▶ _SOURCE RECORDS_:
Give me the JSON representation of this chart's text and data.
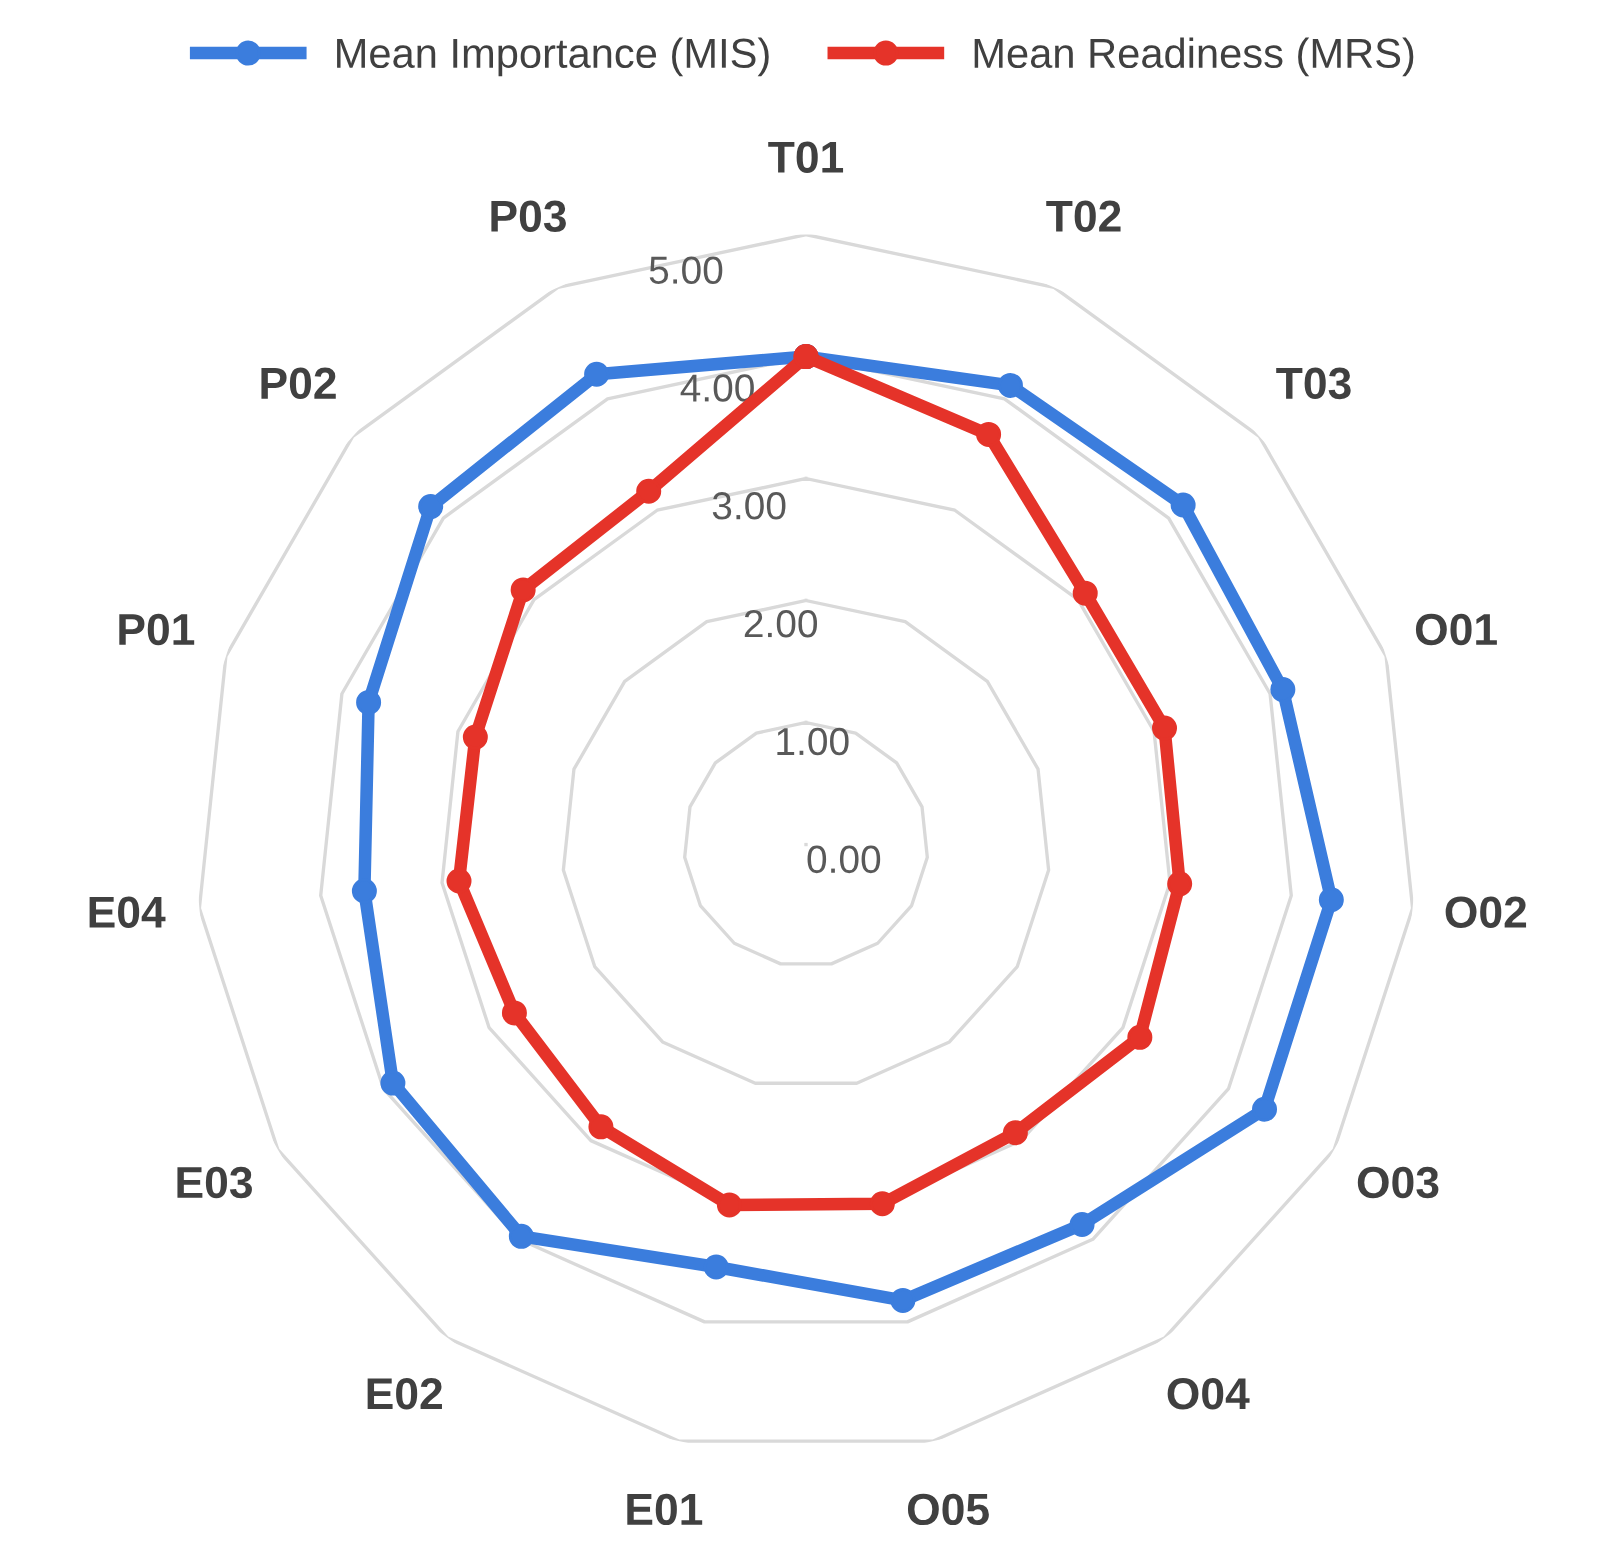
{
  "chart_data": {
    "type": "radar",
    "categories": [
      "T01",
      "T02",
      "T03",
      "O01",
      "O02",
      "O03",
      "O04",
      "O05",
      "E01",
      "E02",
      "E03",
      "E04",
      "P01",
      "P02",
      "P03"
    ],
    "series": [
      {
        "name": "Mean Importance (MIS)",
        "color": "#3b7ddd",
        "values": [
          4.0,
          4.12,
          4.16,
          4.11,
          4.33,
          4.34,
          3.85,
          3.82,
          3.54,
          3.97,
          3.91,
          3.64,
          3.77,
          4.14,
          4.22
        ]
      },
      {
        "name": "Mean Readiness (MRS)",
        "color": "#e53329",
        "values": [
          4.0,
          3.68,
          3.08,
          3.09,
          3.08,
          3.16,
          2.92,
          3.01,
          3.02,
          2.86,
          2.76,
          2.86,
          2.85,
          3.12,
          3.17
        ]
      }
    ],
    "ylim": [
      0,
      5
    ],
    "yticks": [
      {
        "value": 0,
        "label": "0.00"
      },
      {
        "value": 1,
        "label": "1.00"
      },
      {
        "value": 2,
        "label": "2.00"
      },
      {
        "value": 3,
        "label": "3.00"
      },
      {
        "value": 4,
        "label": "4.00"
      },
      {
        "value": 5,
        "label": "5.00"
      }
    ],
    "grid": true,
    "legend": "top",
    "marker": "circle",
    "line_style": "solid"
  }
}
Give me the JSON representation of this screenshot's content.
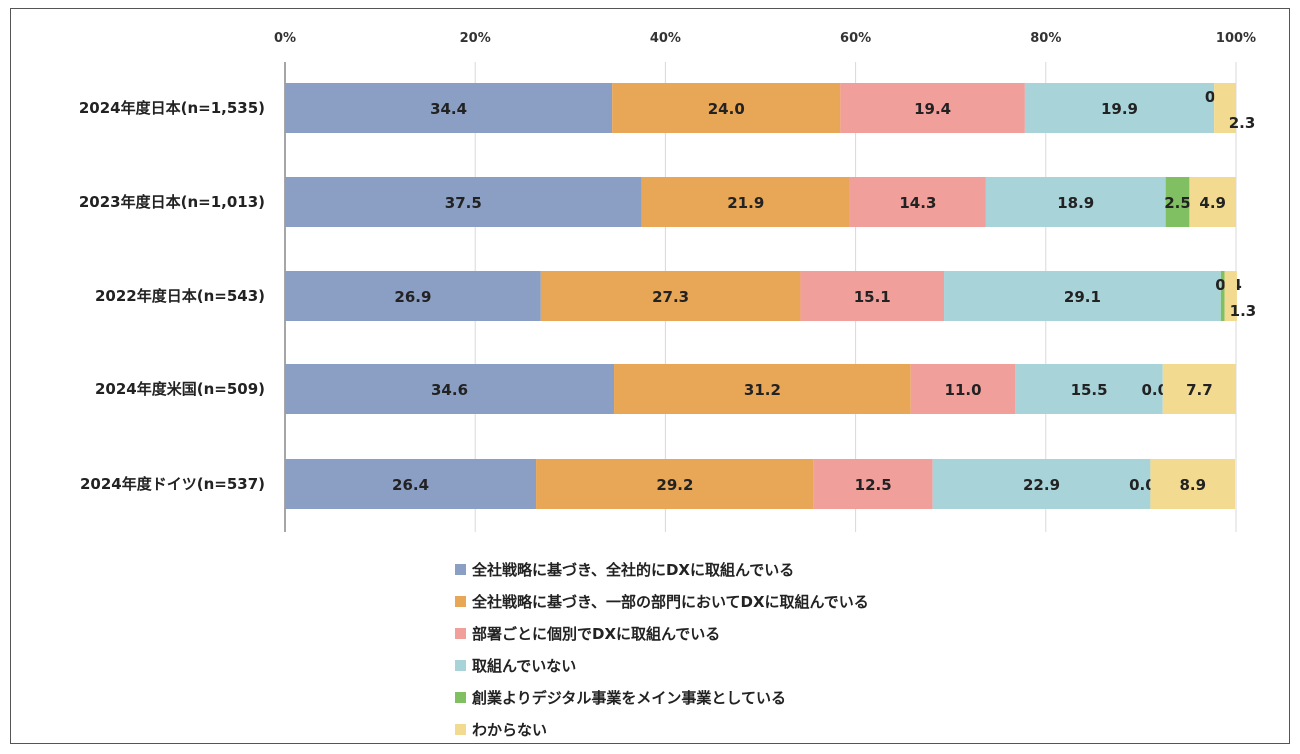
{
  "chart_data": {
    "type": "bar",
    "orientation": "horizontal-stacked-100",
    "title": "",
    "xlabel": "",
    "ylabel": "",
    "xlim": [
      0,
      100
    ],
    "x_ticks": [
      "0%",
      "20%",
      "40%",
      "60%",
      "80%",
      "100%"
    ],
    "grid": true,
    "legend_position": "bottom",
    "categories": [
      "2024年度日本(n=1,535)",
      "2023年度日本(n=1,013)",
      "2022年度日本(n=543)",
      "2024年度米国(n=509)",
      "2024年度ドイツ(n=537)"
    ],
    "series": [
      {
        "name": "全社戦略に基づき、全社的にDXに取組んでいる",
        "color": "#8a9fc3",
        "values": [
          34.4,
          37.5,
          26.9,
          34.6,
          26.4
        ]
      },
      {
        "name": "全社戦略に基づき、一部の部門においてDXに取組んでいる",
        "color": "#e8a657",
        "values": [
          24.0,
          21.9,
          27.3,
          31.2,
          29.2
        ]
      },
      {
        "name": "部署ごとに個別でDXに取組んでいる",
        "color": "#f09f9b",
        "values": [
          19.4,
          14.3,
          15.1,
          11.0,
          12.5
        ]
      },
      {
        "name": "取組んでいない",
        "color": "#a8d3d9",
        "values": [
          19.9,
          18.9,
          29.1,
          15.5,
          22.9
        ]
      },
      {
        "name": "創業よりデジタル事業をメイン事業としている",
        "color": "#80bf62",
        "values": [
          0.0,
          2.5,
          0.4,
          0.0,
          0.0
        ]
      },
      {
        "name": "わからない",
        "color": "#f2da91",
        "values": [
          2.3,
          4.9,
          1.3,
          7.7,
          8.9
        ]
      }
    ]
  }
}
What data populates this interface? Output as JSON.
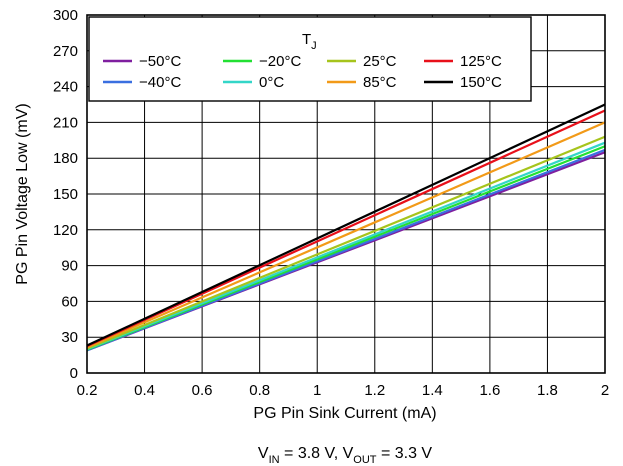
{
  "chart_data": {
    "type": "line",
    "xlabel": "PG Pin Sink Current (mA)",
    "ylabel": "PG Pin Voltage Low (mV)",
    "xlim": [
      0.2,
      2
    ],
    "ylim": [
      0,
      300
    ],
    "x_ticks": [
      "0.2",
      "0.4",
      "0.6",
      "0.8",
      "1",
      "1.2",
      "1.4",
      "1.6",
      "1.8",
      "2"
    ],
    "y_ticks": [
      "0",
      "30",
      "60",
      "90",
      "120",
      "150",
      "180",
      "210",
      "240",
      "270",
      "300"
    ],
    "grid": true,
    "legend": {
      "title": "T",
      "title_sub": "J",
      "placement": "top-left"
    },
    "caption": {
      "vin": "V",
      "vin_sub": "IN",
      "vin_value": " = 3.8 V, ",
      "vout": "V",
      "vout_sub": "OUT",
      "vout_value": " = 3.3 V"
    },
    "x": [
      0.2,
      2.0
    ],
    "series": [
      {
        "name": "−50°C",
        "color": "#7f1f9f",
        "values": [
          19,
          185
        ]
      },
      {
        "name": "−40°C",
        "color": "#3a6fe0",
        "values": [
          19,
          187
        ]
      },
      {
        "name": "−20°C",
        "color": "#22e033",
        "values": [
          19.5,
          190
        ]
      },
      {
        "name": "0°C",
        "color": "#33d6c8",
        "values": [
          20,
          193
        ]
      },
      {
        "name": "25°C",
        "color": "#a6c41c",
        "values": [
          20.5,
          198
        ]
      },
      {
        "name": "85°C",
        "color": "#f29a18",
        "values": [
          21.5,
          210
        ]
      },
      {
        "name": "125°C",
        "color": "#e8101a",
        "values": [
          22.5,
          220
        ]
      },
      {
        "name": "150°C",
        "color": "#000000",
        "values": [
          23,
          225
        ]
      }
    ]
  }
}
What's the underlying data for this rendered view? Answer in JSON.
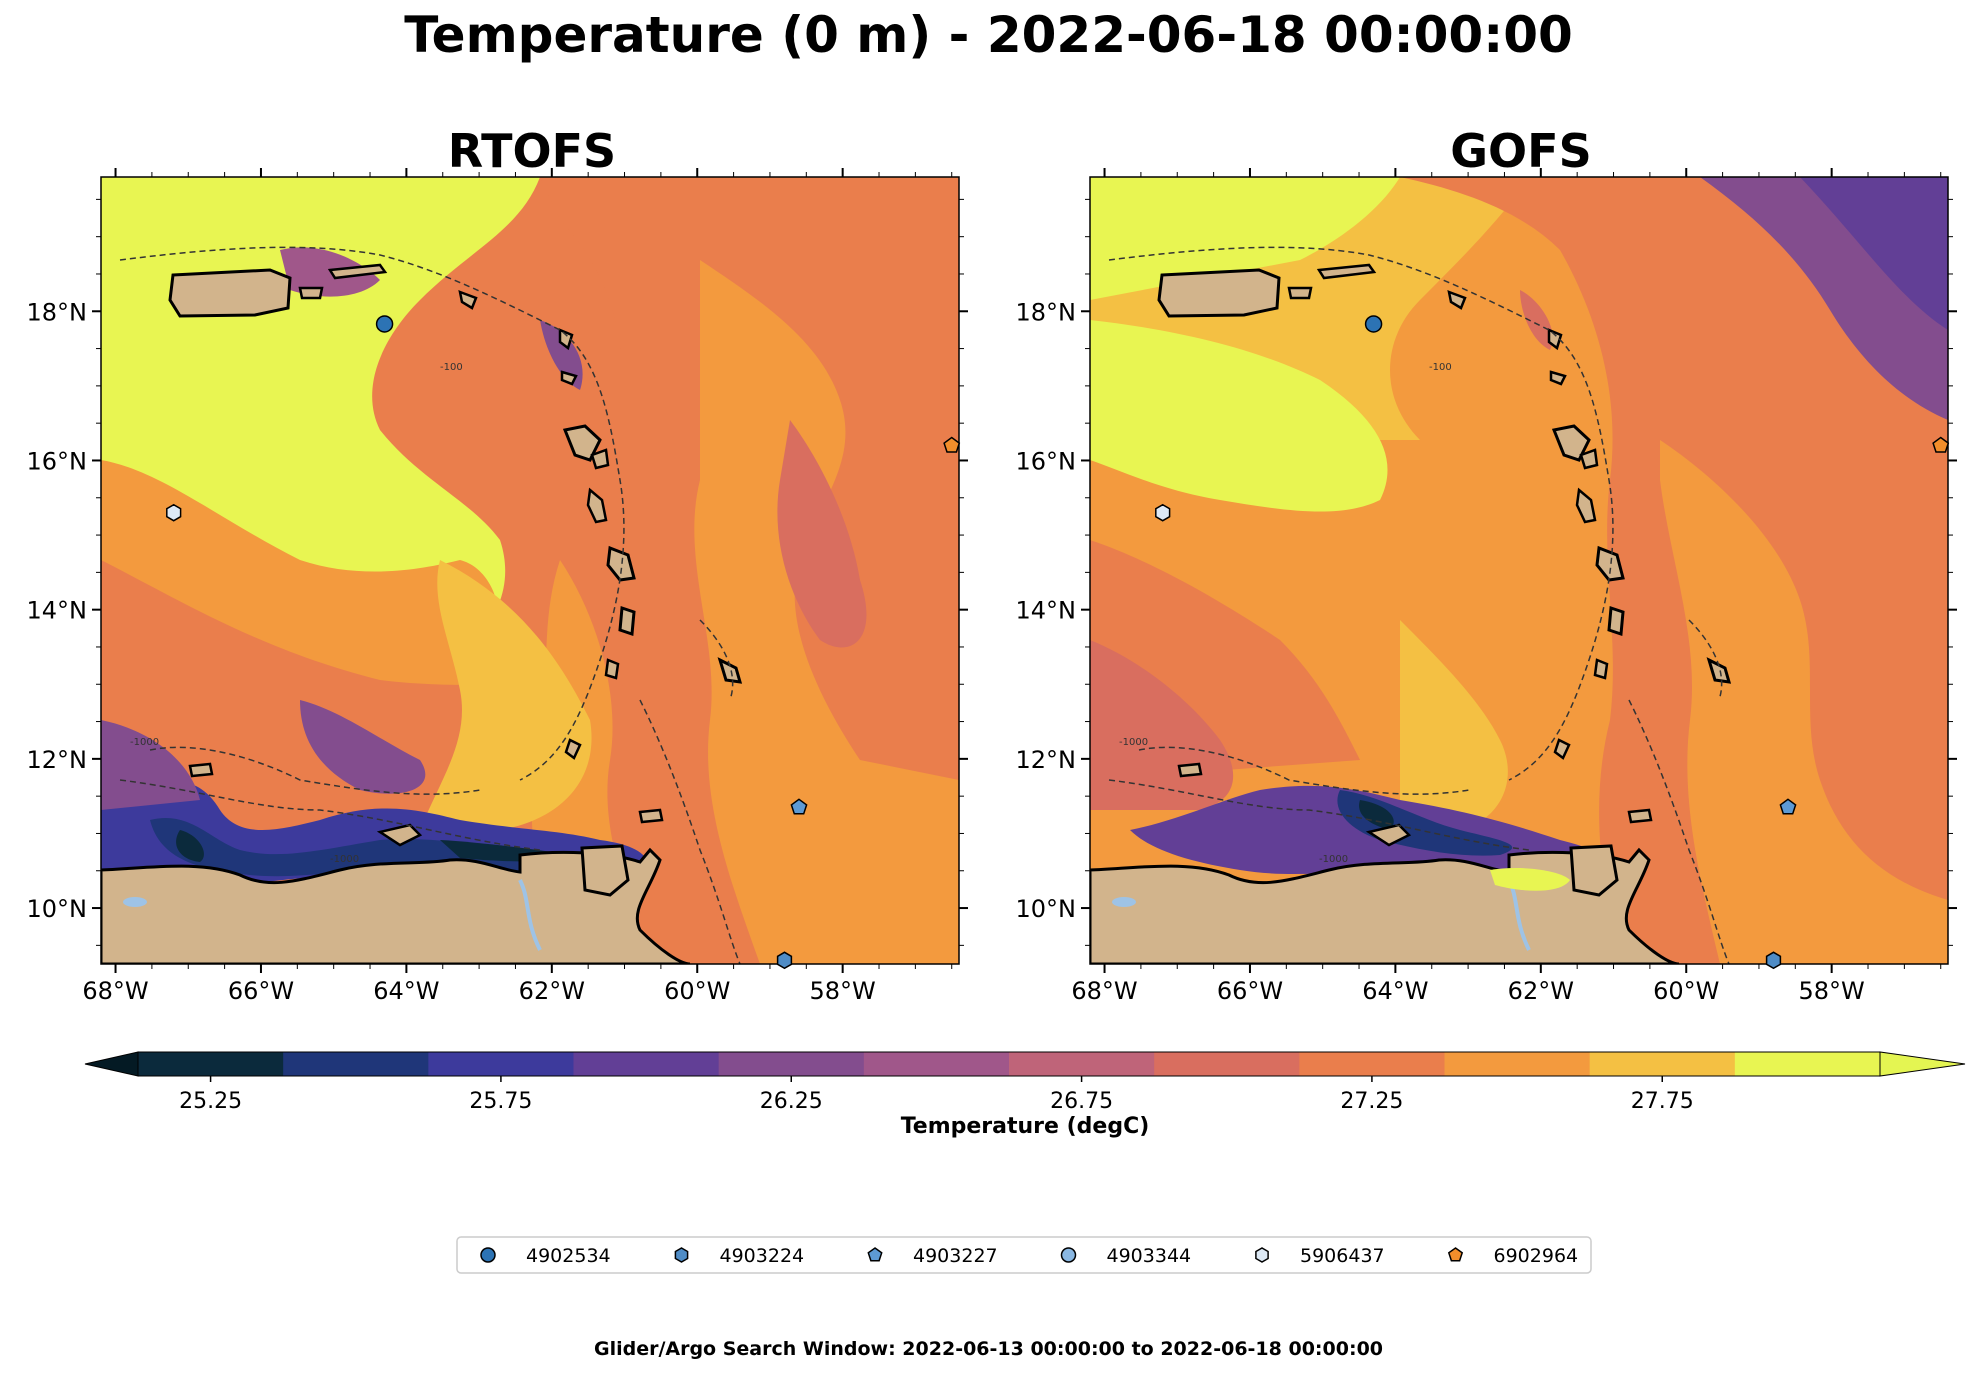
{
  "title": "Temperature (0 m) - 2022-06-18 00:00:00",
  "panels": [
    {
      "title": "RTOFS"
    },
    {
      "title": "GOFS"
    }
  ],
  "axes": {
    "x_ticks": [
      "68°W",
      "66°W",
      "64°W",
      "62°W",
      "60°W",
      "58°W"
    ],
    "y_ticks": [
      "18°N",
      "16°N",
      "14°N",
      "12°N",
      "10°N"
    ],
    "x_values": [
      -68,
      -66,
      -64,
      -62,
      -60,
      -58
    ],
    "y_values": [
      18,
      16,
      14,
      12,
      10
    ],
    "lon_range": [
      -68.2,
      -56.4
    ],
    "lat_range": [
      9.25,
      19.8
    ]
  },
  "bathymetry_labels": [
    "-1000",
    "-100"
  ],
  "colorbar": {
    "label": "Temperature (degC)",
    "ticks": [
      "25.25",
      "25.75",
      "26.25",
      "26.75",
      "27.25",
      "27.75"
    ],
    "levels": [
      25.25,
      25.5,
      25.75,
      26.0,
      26.25,
      26.5,
      26.75,
      27.0,
      27.25,
      27.5,
      27.75,
      28.0
    ],
    "colors": [
      "#0b2a3c",
      "#1f3679",
      "#3d3a9c",
      "#623f96",
      "#834d8e",
      "#a0578a",
      "#bf6479",
      "#d96e5f",
      "#ea7e4c",
      "#f39a3e",
      "#f4c043",
      "#e8f552"
    ],
    "under_color": "#041a24",
    "over_color": "#e4f552"
  },
  "land_color": "#d2b48c",
  "lake_color": "#9ec3e6",
  "legend": [
    {
      "label": "4902534",
      "marker": "circle",
      "color": "#2c73b4"
    },
    {
      "label": "4903224",
      "marker": "hexagon",
      "color": "#4f8cc6"
    },
    {
      "label": "4903227",
      "marker": "pentagon",
      "color": "#5d9ad4"
    },
    {
      "label": "4903344",
      "marker": "circle",
      "color": "#8ab8e3"
    },
    {
      "label": "5906437",
      "marker": "hexagon",
      "color": "#dde9f5"
    },
    {
      "label": "6902964",
      "marker": "pentagon",
      "color": "#f28e2b"
    }
  ],
  "markers": [
    {
      "id": "4902534",
      "lon": -64.3,
      "lat": 17.83
    },
    {
      "id": "5906437",
      "lon": -67.2,
      "lat": 15.3
    },
    {
      "id": "4903227",
      "lon": -58.6,
      "lat": 11.35
    },
    {
      "id": "4903224",
      "lon": -58.8,
      "lat": 9.3
    },
    {
      "id": "6902964",
      "lon": -56.5,
      "lat": 16.2
    }
  ],
  "footer": "Glider/Argo Search Window: 2022-06-13 00:00:00 to 2022-06-18 00:00:00"
}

▶ _WHAT IS ASKED_:
Exactly how many lines in the data above contain the word "this"? Respond with the number and nothing more.

▶ _SOLUTION BELOW_:
4